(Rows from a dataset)
________________________________________

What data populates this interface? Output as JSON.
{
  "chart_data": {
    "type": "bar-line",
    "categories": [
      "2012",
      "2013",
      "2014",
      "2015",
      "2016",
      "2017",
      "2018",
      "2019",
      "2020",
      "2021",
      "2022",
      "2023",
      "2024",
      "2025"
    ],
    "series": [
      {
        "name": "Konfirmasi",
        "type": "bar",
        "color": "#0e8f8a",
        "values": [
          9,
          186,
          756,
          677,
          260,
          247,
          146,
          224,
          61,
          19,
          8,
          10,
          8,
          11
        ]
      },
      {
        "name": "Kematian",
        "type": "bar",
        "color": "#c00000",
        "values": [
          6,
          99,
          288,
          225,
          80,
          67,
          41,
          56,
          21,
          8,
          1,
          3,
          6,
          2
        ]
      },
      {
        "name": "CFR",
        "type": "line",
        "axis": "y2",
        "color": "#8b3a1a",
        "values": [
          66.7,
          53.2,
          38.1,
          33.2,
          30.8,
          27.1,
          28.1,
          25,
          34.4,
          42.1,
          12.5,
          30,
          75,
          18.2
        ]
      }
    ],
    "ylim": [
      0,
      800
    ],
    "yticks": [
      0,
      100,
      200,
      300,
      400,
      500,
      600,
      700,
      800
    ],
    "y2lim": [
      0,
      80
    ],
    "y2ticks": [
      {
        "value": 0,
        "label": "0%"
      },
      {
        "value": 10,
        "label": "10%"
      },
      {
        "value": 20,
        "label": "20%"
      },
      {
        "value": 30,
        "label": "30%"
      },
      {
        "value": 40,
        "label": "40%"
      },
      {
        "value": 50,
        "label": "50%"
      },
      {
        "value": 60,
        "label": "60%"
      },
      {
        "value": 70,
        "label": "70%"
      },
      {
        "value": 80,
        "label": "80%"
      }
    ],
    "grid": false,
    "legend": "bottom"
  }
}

________________________________________

- STATED GOAL: The records above must be repeated exactly, every one of them.

- TASK OUTPUT:
What data populates this interface? Output as JSON.
{
  "chart_data": {
    "type": "bar-line",
    "categories": [
      "2012",
      "2013",
      "2014",
      "2015",
      "2016",
      "2017",
      "2018",
      "2019",
      "2020",
      "2021",
      "2022",
      "2023",
      "2024",
      "2025"
    ],
    "series": [
      {
        "name": "Konfirmasi",
        "type": "bar",
        "color": "#0e8f8a",
        "values": [
          9,
          186,
          756,
          677,
          260,
          247,
          146,
          224,
          61,
          19,
          8,
          10,
          8,
          11
        ]
      },
      {
        "name": "Kematian",
        "type": "bar",
        "color": "#c00000",
        "values": [
          6,
          99,
          288,
          225,
          80,
          67,
          41,
          56,
          21,
          8,
          1,
          3,
          6,
          2
        ]
      },
      {
        "name": "CFR",
        "type": "line",
        "axis": "y2",
        "color": "#8b3a1a",
        "values": [
          66.7,
          53.2,
          38.1,
          33.2,
          30.8,
          27.1,
          28.1,
          25,
          34.4,
          42.1,
          12.5,
          30,
          75,
          18.2
        ]
      }
    ],
    "ylim": [
      0,
      800
    ],
    "yticks": [
      0,
      100,
      200,
      300,
      400,
      500,
      600,
      700,
      800
    ],
    "y2lim": [
      0,
      80
    ],
    "y2ticks": [
      {
        "value": 0,
        "label": "0%"
      },
      {
        "value": 10,
        "label": "10%"
      },
      {
        "value": 20,
        "label": "20%"
      },
      {
        "value": 30,
        "label": "30%"
      },
      {
        "value": 40,
        "label": "40%"
      },
      {
        "value": 50,
        "label": "50%"
      },
      {
        "value": 60,
        "label": "60%"
      },
      {
        "value": 70,
        "label": "70%"
      },
      {
        "value": 80,
        "label": "80%"
      }
    ],
    "grid": false,
    "legend": "bottom"
  }
}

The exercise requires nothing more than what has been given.